▶ **DATASET RECORDS**
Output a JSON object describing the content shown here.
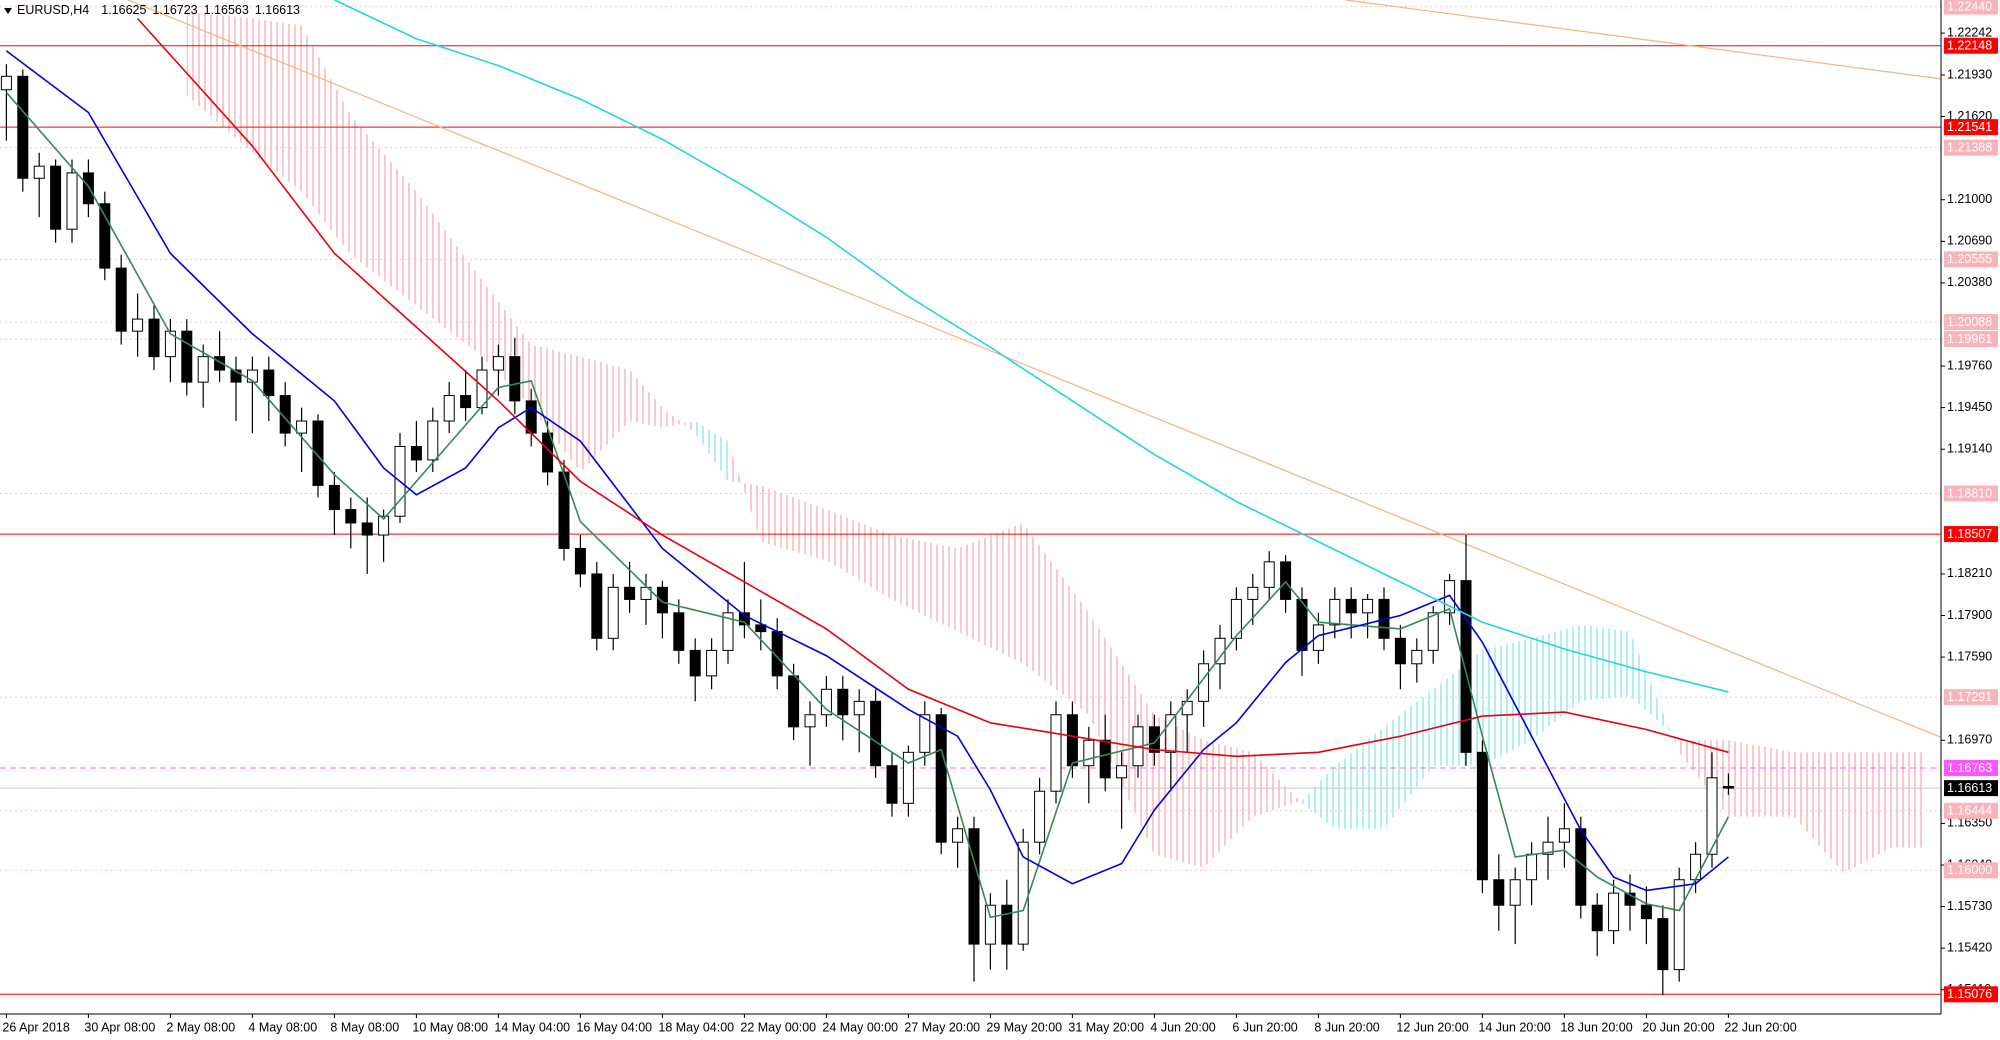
{
  "chart_data": {
    "type": "candlestick",
    "title": "EURUSD,H4",
    "ylim": [
      1.14929,
      1.22489
    ],
    "yticks": [
      1.22242,
      {
        "value": 1.2193,
        "label": "1.21930"
      },
      {
        "value": 1.2162,
        "label": "1.21620"
      },
      {
        "value": 1.21,
        "label": "1.21000"
      },
      {
        "value": 1.2069,
        "label": "1.20690"
      },
      {
        "value": 1.2038,
        "label": "1.20380"
      },
      {
        "value": 1.1976,
        "label": "1.19760"
      },
      {
        "value": 1.1945,
        "label": "1.19450"
      },
      {
        "value": 1.1914,
        "label": "1.19140"
      },
      {
        "value": 1.1821,
        "label": "1.18210"
      },
      {
        "value": 1.179,
        "label": "1.17900"
      },
      {
        "value": 1.1759,
        "label": "1.17590"
      },
      {
        "value": 1.1697,
        "label": "1.16970"
      },
      {
        "value": 1.1635,
        "label": "1.16350"
      },
      {
        "value": 1.1604,
        "label": "1.16040"
      },
      {
        "value": 1.1573,
        "label": "1.15730"
      },
      {
        "value": 1.1542,
        "label": "1.15420"
      },
      {
        "value": 1.1511,
        "label": "1.15110"
      }
    ],
    "categories": [
      "26 Apr 2018",
      null,
      null,
      null,
      null,
      "30 Apr 08:00",
      null,
      null,
      null,
      null,
      "2 May 08:00",
      null,
      null,
      null,
      null,
      "4 May 08:00",
      null,
      null,
      null,
      null,
      "8 May 08:00",
      null,
      null,
      null,
      null,
      "10 May 08:00",
      null,
      null,
      null,
      null,
      "14 May 04:00",
      null,
      null,
      null,
      null,
      "16 May 04:00",
      null,
      null,
      null,
      null,
      "18 May 04:00",
      null,
      null,
      null,
      null,
      "22 May 00:00",
      null,
      null,
      null,
      null,
      "24 May 00:00",
      null,
      null,
      null,
      null,
      "27 May 20:00",
      null,
      null,
      null,
      null,
      "29 May 20:00",
      null,
      null,
      null,
      null,
      "31 May 20:00",
      null,
      null,
      null,
      null,
      "4 Jun 20:00",
      null,
      null,
      null,
      null,
      "6 Jun 20:00",
      null,
      null,
      null,
      null,
      "8 Jun 20:00",
      null,
      null,
      null,
      null,
      "12 Jun 20:00",
      null,
      null,
      null,
      null,
      "14 Jun 20:00",
      null,
      null,
      null,
      null,
      "18 Jun 20:00",
      null,
      null,
      null,
      null,
      "20 Jun 20:00",
      null,
      null,
      null,
      null,
      "22 Jun 20:00"
    ],
    "candles": [
      [
        1.2182,
        1.2201,
        1.2144,
        1.2192
      ],
      [
        1.2192,
        1.2197,
        1.2106,
        1.2116
      ],
      [
        1.2116,
        1.2135,
        1.2087,
        1.2125
      ],
      [
        1.2125,
        1.213,
        1.2068,
        1.2078
      ],
      [
        1.2078,
        1.213,
        1.2068,
        1.212
      ],
      [
        1.212,
        1.213,
        1.2087,
        1.2097
      ],
      [
        1.2097,
        1.2106,
        1.204,
        1.2049
      ],
      [
        1.2049,
        1.2059,
        1.1992,
        1.2002
      ],
      [
        1.2002,
        1.203,
        1.1983,
        1.2011
      ],
      [
        1.2011,
        1.2021,
        1.1973,
        1.1983
      ],
      [
        1.1983,
        1.2011,
        1.1964,
        1.2002
      ],
      [
        1.2002,
        1.2011,
        1.1954,
        1.1964
      ],
      [
        1.1964,
        1.1992,
        1.1945,
        1.1983
      ],
      [
        1.1983,
        1.2002,
        1.1964,
        1.1973
      ],
      [
        1.1973,
        1.1983,
        1.1935,
        1.1964
      ],
      [
        1.1964,
        1.1983,
        1.1926,
        1.1973
      ],
      [
        1.1973,
        1.1983,
        1.1935,
        1.1954
      ],
      [
        1.1954,
        1.1964,
        1.1916,
        1.1926
      ],
      [
        1.1926,
        1.1945,
        1.1897,
        1.1935
      ],
      [
        1.1935,
        1.194,
        1.1878,
        1.1887
      ],
      [
        1.1887,
        1.1897,
        1.185,
        1.1869
      ],
      [
        1.1869,
        1.1878,
        1.184,
        1.1859
      ],
      [
        1.1859,
        1.1878,
        1.1821,
        1.185
      ],
      [
        1.185,
        1.1869,
        1.183,
        1.1864
      ],
      [
        1.1864,
        1.1926,
        1.1859,
        1.1916
      ],
      [
        1.1916,
        1.1935,
        1.1897,
        1.1906
      ],
      [
        1.1906,
        1.1945,
        1.1897,
        1.1935
      ],
      [
        1.1935,
        1.1964,
        1.1926,
        1.1954
      ],
      [
        1.1954,
        1.1973,
        1.1935,
        1.1945
      ],
      [
        1.1945,
        1.1983,
        1.194,
        1.1973
      ],
      [
        1.1973,
        1.1992,
        1.1954,
        1.1983
      ],
      [
        1.1983,
        1.1997,
        1.194,
        1.195
      ],
      [
        1.195,
        1.1959,
        1.1916,
        1.1926
      ],
      [
        1.1926,
        1.1935,
        1.1887,
        1.1897
      ],
      [
        1.1897,
        1.1906,
        1.1831,
        1.184
      ],
      [
        1.184,
        1.185,
        1.1811,
        1.1821
      ],
      [
        1.1821,
        1.183,
        1.1764,
        1.1773
      ],
      [
        1.1773,
        1.1821,
        1.1764,
        1.1811
      ],
      [
        1.1811,
        1.183,
        1.1792,
        1.1802
      ],
      [
        1.1802,
        1.1821,
        1.1783,
        1.1811
      ],
      [
        1.1811,
        1.1816,
        1.1773,
        1.1792
      ],
      [
        1.1792,
        1.1802,
        1.1754,
        1.1764
      ],
      [
        1.1764,
        1.1773,
        1.1726,
        1.1745
      ],
      [
        1.1745,
        1.1773,
        1.1735,
        1.1764
      ],
      [
        1.1764,
        1.1802,
        1.1754,
        1.1792
      ],
      [
        1.1792,
        1.183,
        1.1773,
        1.1783
      ],
      [
        1.1783,
        1.1802,
        1.1764,
        1.1778
      ],
      [
        1.1778,
        1.1788,
        1.1735,
        1.1745
      ],
      [
        1.1745,
        1.1754,
        1.1697,
        1.1707
      ],
      [
        1.1707,
        1.1726,
        1.1678,
        1.1716
      ],
      [
        1.1716,
        1.1745,
        1.1707,
        1.1735
      ],
      [
        1.1735,
        1.1745,
        1.1697,
        1.1716
      ],
      [
        1.1716,
        1.1735,
        1.1688,
        1.1726
      ],
      [
        1.1726,
        1.1735,
        1.1669,
        1.1678
      ],
      [
        1.1678,
        1.1688,
        1.164,
        1.165
      ],
      [
        1.165,
        1.1693,
        1.164,
        1.1688
      ],
      [
        1.1688,
        1.1726,
        1.1678,
        1.1716
      ],
      [
        1.1716,
        1.1721,
        1.1612,
        1.1621
      ],
      [
        1.1621,
        1.164,
        1.1602,
        1.1631
      ],
      [
        1.1631,
        1.164,
        1.1517,
        1.1545
      ],
      [
        1.1545,
        1.1583,
        1.1526,
        1.1574
      ],
      [
        1.1574,
        1.1593,
        1.1526,
        1.1545
      ],
      [
        1.1545,
        1.1631,
        1.154,
        1.1621
      ],
      [
        1.1621,
        1.1669,
        1.1612,
        1.1659
      ],
      [
        1.1659,
        1.1726,
        1.165,
        1.1716
      ],
      [
        1.1716,
        1.1726,
        1.1669,
        1.1678
      ],
      [
        1.1678,
        1.1707,
        1.165,
        1.1697
      ],
      [
        1.1697,
        1.1716,
        1.1659,
        1.1669
      ],
      [
        1.1669,
        1.1688,
        1.1631,
        1.1678
      ],
      [
        1.1678,
        1.1716,
        1.1669,
        1.1707
      ],
      [
        1.1707,
        1.1716,
        1.1678,
        1.1688
      ],
      [
        1.1688,
        1.1726,
        1.1659,
        1.1716
      ],
      [
        1.1716,
        1.1735,
        1.1688,
        1.1726
      ],
      [
        1.1726,
        1.1764,
        1.1707,
        1.1754
      ],
      [
        1.1754,
        1.1783,
        1.1735,
        1.1773
      ],
      [
        1.1773,
        1.1811,
        1.1764,
        1.1802
      ],
      [
        1.1802,
        1.1821,
        1.1783,
        1.1811
      ],
      [
        1.1811,
        1.1838,
        1.1802,
        1.183
      ],
      [
        1.183,
        1.1835,
        1.1792,
        1.1802
      ],
      [
        1.1802,
        1.1811,
        1.1745,
        1.1764
      ],
      [
        1.1764,
        1.1792,
        1.1754,
        1.1783
      ],
      [
        1.1783,
        1.1811,
        1.1773,
        1.1802
      ],
      [
        1.1802,
        1.1811,
        1.1773,
        1.1792
      ],
      [
        1.1792,
        1.1806,
        1.1773,
        1.1802
      ],
      [
        1.1802,
        1.1811,
        1.1764,
        1.1773
      ],
      [
        1.1773,
        1.1783,
        1.1735,
        1.1754
      ],
      [
        1.1754,
        1.1773,
        1.174,
        1.1764
      ],
      [
        1.1764,
        1.1797,
        1.1754,
        1.1792
      ],
      [
        1.1792,
        1.1821,
        1.1783,
        1.1816
      ],
      [
        1.1816,
        1.185,
        1.1678,
        1.1688
      ],
      [
        1.1688,
        1.1697,
        1.1583,
        1.1593
      ],
      [
        1.1593,
        1.1612,
        1.1555,
        1.1574
      ],
      [
        1.1574,
        1.1602,
        1.1545,
        1.1593
      ],
      [
        1.1593,
        1.1621,
        1.1574,
        1.1612
      ],
      [
        1.1612,
        1.164,
        1.1593,
        1.1621
      ],
      [
        1.1621,
        1.165,
        1.1602,
        1.1631
      ],
      [
        1.1631,
        1.164,
        1.1564,
        1.1574
      ],
      [
        1.1574,
        1.1583,
        1.1536,
        1.1555
      ],
      [
        1.1555,
        1.1593,
        1.1545,
        1.1583
      ],
      [
        1.1583,
        1.1597,
        1.1555,
        1.1574
      ],
      [
        1.1574,
        1.1588,
        1.1545,
        1.1564
      ],
      [
        1.1564,
        1.1574,
        1.1507,
        1.1526
      ],
      [
        1.1526,
        1.1602,
        1.1517,
        1.1593
      ],
      [
        1.1593,
        1.1621,
        1.1583,
        1.1612
      ],
      [
        1.1612,
        1.1688,
        1.1602,
        1.1669
      ],
      [
        1.16625,
        1.16723,
        1.16563,
        1.16613
      ]
    ],
    "lines": [
      {
        "color": "#2e8b57",
        "x": [
          0,
          5,
          10,
          15,
          20,
          23,
          25,
          30,
          32,
          35,
          40,
          45,
          50,
          55,
          57,
          60,
          62,
          65,
          70,
          75,
          78,
          80,
          85,
          88,
          90,
          92,
          95,
          97,
          100,
          102,
          105
        ],
        "values": [
          1.218,
          1.211,
          1.2,
          1.1965,
          1.1895,
          1.1862,
          1.189,
          1.196,
          1.1965,
          1.186,
          1.18,
          1.1785,
          1.172,
          1.168,
          1.169,
          1.1565,
          1.157,
          1.168,
          1.1695,
          1.1775,
          1.1815,
          1.1785,
          1.178,
          1.1795,
          1.17,
          1.161,
          1.1615,
          1.1595,
          1.1575,
          1.157,
          1.164
        ]
      },
      {
        "color": "#0000dd",
        "x": [
          0,
          5,
          10,
          15,
          20,
          23,
          25,
          28,
          30,
          32,
          35,
          40,
          45,
          50,
          55,
          58,
          60,
          62,
          65,
          68,
          70,
          73,
          75,
          78,
          80,
          85,
          88,
          90,
          93,
          96,
          98,
          100,
          103,
          105
        ],
        "values": [
          1.2211,
          1.2165,
          1.206,
          1.2,
          1.195,
          1.19,
          1.188,
          1.19,
          1.193,
          1.1945,
          1.192,
          1.184,
          1.179,
          1.176,
          1.172,
          1.17,
          1.166,
          1.161,
          1.159,
          1.1605,
          1.1645,
          1.169,
          1.171,
          1.1755,
          1.1775,
          1.179,
          1.1805,
          1.177,
          1.17,
          1.163,
          1.1595,
          1.1585,
          1.159,
          1.161
        ]
      },
      {
        "color": "#e8000b",
        "x": [
          8,
          15,
          20,
          25,
          30,
          35,
          40,
          45,
          50,
          55,
          60,
          65,
          70,
          75,
          80,
          85,
          90,
          95,
          100,
          105
        ],
        "values": [
          1.2235,
          1.214,
          1.206,
          1.2005,
          1.195,
          1.189,
          1.185,
          1.1815,
          1.178,
          1.1735,
          1.171,
          1.17,
          1.169,
          1.1685,
          1.1688,
          1.17,
          1.1715,
          1.1718,
          1.1705,
          1.1688
        ]
      },
      {
        "color": "#1fd5e6",
        "x": [
          20,
          25,
          30,
          35,
          40,
          45,
          50,
          55,
          60,
          65,
          70,
          75,
          80,
          85,
          90,
          95,
          100,
          105
        ],
        "values": [
          1.2249,
          1.222,
          1.22,
          1.2175,
          1.2145,
          1.211,
          1.2072,
          1.2028,
          1.199,
          1.195,
          1.191,
          1.1875,
          1.1845,
          1.1815,
          1.1785,
          1.1765,
          1.1748,
          1.1733
        ]
      }
    ],
    "trendlines": [
      {
        "color": "#f7b27a",
        "x": [
          7.4,
          118
        ],
        "values": [
          1.2249,
          1.1699
        ]
      },
      {
        "color": "#f7b27a",
        "x": [
          81.6,
          118
        ],
        "values": [
          1.2249,
          1.219
        ]
      }
    ],
    "cloud": {
      "color_up": "#7ee3ef",
      "color_down": "#f5a3a8",
      "x": [
        11,
        15,
        18,
        21,
        25,
        29,
        32,
        35,
        38,
        40,
        42,
        44,
        46,
        50,
        54,
        58,
        62,
        66,
        70,
        73,
        76,
        79,
        81,
        84,
        87,
        90,
        93,
        96,
        99,
        102,
        105,
        109,
        112,
        115,
        116.8
      ],
      "span_a": [
        1.2178,
        1.2135,
        1.2106,
        1.2059,
        1.2021,
        1.1983,
        1.1945,
        1.1897,
        1.1935,
        1.193,
        1.1935,
        1.192,
        1.1845,
        1.1831,
        1.1802,
        1.1778,
        1.1754,
        1.1716,
        1.1612,
        1.1602,
        1.164,
        1.1652,
        1.1678,
        1.1707,
        1.1735,
        1.1764,
        1.1773,
        1.1783,
        1.1778,
        1.1688,
        1.164,
        1.164,
        1.1598,
        1.1617,
        1.1617
      ],
      "span_b": [
        1.224,
        1.2235,
        1.223,
        1.2163,
        1.2106,
        1.204,
        1.1992,
        1.1983,
        1.1973,
        1.1945,
        1.1926,
        1.189,
        1.1887,
        1.1869,
        1.185,
        1.184,
        1.1859,
        1.1792,
        1.1716,
        1.1697,
        1.1688,
        1.165,
        1.1631,
        1.1631,
        1.1678,
        1.1678,
        1.1697,
        1.1726,
        1.173,
        1.1697,
        1.1697,
        1.1688,
        1.1688,
        1.1688,
        1.1688
      ]
    },
    "levels": [
      {
        "value": 1.2244,
        "label": "1.22440",
        "color": "#f7c6ca",
        "box": "#f9b3b9",
        "style": "dotted"
      },
      {
        "value": 1.22148,
        "color": "#ff0000",
        "box": "#ff0000",
        "style": "solid"
      },
      {
        "value": 1.21541,
        "color": "#ff0000",
        "box": "#ff0000",
        "style": "solid"
      },
      {
        "value": 1.21388,
        "color": "#f7c6ca",
        "box": "#f9b3b9",
        "style": "dotted"
      },
      {
        "value": 1.20555,
        "color": "#f7c6ca",
        "box": "#f9b3b9",
        "style": "dotted"
      },
      {
        "value": 1.20088,
        "color": "#f7c6ca",
        "box": "#f9b3b9",
        "style": "dotted"
      },
      {
        "value": 1.19961,
        "color": "#f7c6ca",
        "box": "#f9b3b9",
        "style": "dotted"
      },
      {
        "value": 1.1881,
        "label": "1.18810",
        "color": "#f7c6ca",
        "box": "#f9b3b9",
        "style": "dotted"
      },
      {
        "value": 1.18507,
        "color": "#ff0000",
        "box": "#ff0000",
        "style": "solid"
      },
      {
        "value": 1.17291,
        "color": "#f7c6ca",
        "box": "#f9b3b9",
        "style": "dotted"
      },
      {
        "value": 1.16763,
        "color": "#ff66ff",
        "box": "#ff55ff",
        "style": "dashed"
      },
      {
        "value": 1.16613,
        "color": "#c8c8c8",
        "box": "#000000",
        "style": "solid"
      },
      {
        "value": 1.16444,
        "color": "#f7c6ca",
        "box": "#f9b3b9",
        "style": "dotted"
      },
      {
        "value": 1.16,
        "label": "1.16000",
        "color": "#f7c6ca",
        "box": "#f9b3b9",
        "style": "dotted"
      },
      {
        "value": 1.15076,
        "color": "#ff0000",
        "box": "#ff0000",
        "style": "solid"
      }
    ]
  }
}
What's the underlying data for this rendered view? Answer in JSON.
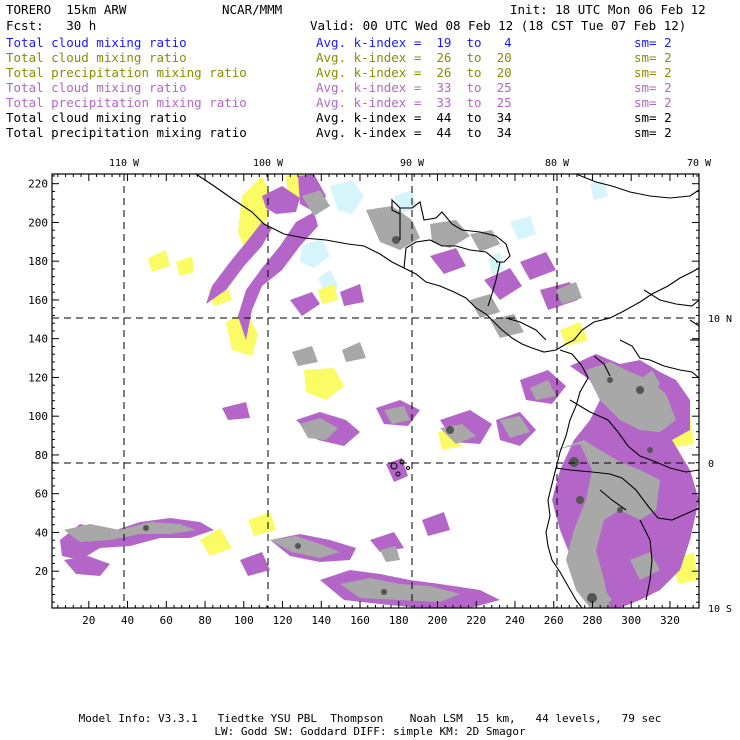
{
  "header": {
    "model": "TORERO  15km ARW",
    "center": "NCAR/MMM",
    "init": "Init: 18 UTC Mon 06 Feb 12",
    "fcst": "Fcst:   30 h",
    "valid": "Valid: 00 UTC Wed 08 Feb 12 (18 CST Tue 07 Feb 12)"
  },
  "legend": [
    {
      "field": "Total cloud mixing ratio",
      "index": "Avg. k-index =  19  to   4",
      "sm": "sm= 2",
      "color": "#1a1aff"
    },
    {
      "field": "Total cloud mixing ratio",
      "index": "Avg. k-index =  26  to  20",
      "sm": "sm= 2",
      "color": "#8c8c00"
    },
    {
      "field": "Total precipitation mixing ratio",
      "index": "Avg. k-index =  26  to  20",
      "sm": "sm= 2",
      "color": "#8c8c00"
    },
    {
      "field": "Total cloud mixing ratio",
      "index": "Avg. k-index =  33  to  25",
      "sm": "sm= 2",
      "color": "#b466c8"
    },
    {
      "field": "Total precipitation mixing ratio",
      "index": "Avg. k-index =  33  to  25",
      "sm": "sm= 2",
      "color": "#b466c8"
    },
    {
      "field": "Total cloud mixing ratio",
      "index": "Avg. k-index =  44  to  34",
      "sm": "sm= 2",
      "color": "#000000"
    },
    {
      "field": "Total precipitation mixing ratio",
      "index": "Avg. k-index =  44  to  34",
      "sm": "sm= 2",
      "color": "#000000"
    }
  ],
  "map": {
    "lon_labels": [
      "110 W",
      "100 W",
      "90 W",
      "80 W",
      "70 W"
    ],
    "lat_labels": [
      "10 N",
      "0",
      "10 S"
    ],
    "x_ticks": [
      "20",
      "40",
      "60",
      "80",
      "100",
      "120",
      "140",
      "160",
      "180",
      "200",
      "220",
      "240",
      "260",
      "280",
      "300",
      "320"
    ],
    "y_ticks": [
      "20",
      "40",
      "60",
      "80",
      "100",
      "120",
      "140",
      "160",
      "180",
      "200",
      "220"
    ],
    "x_range": [
      1,
      335
    ],
    "y_range": [
      1,
      225
    ],
    "fill_colors": {
      "light_cyan": "#d6f4fb",
      "yellow": "#fbfb66",
      "purple": "#b466c8",
      "gray": "#a8a8a8",
      "dark_gray": "#555555"
    }
  },
  "footer": {
    "line1": "Model Info: V3.3.1   Tiedtke YSU PBL  Thompson    Noah LSM  15 km,   44 levels,   79 sec",
    "line2": "LW: Godd SW: Goddard DIFF: simple KM: 2D Smagor"
  }
}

▶ **WORK TO COMPLETE**
From the data above, pick out each line containing "levels" and copy it.

▶ **EXERCISE SOLUTION**
    "levels": [
    "line1": "Model Info: V3.3.1   Tiedtke YSU PBL  Thompson    Noah LSM  15 km,   44 levels,   79 sec",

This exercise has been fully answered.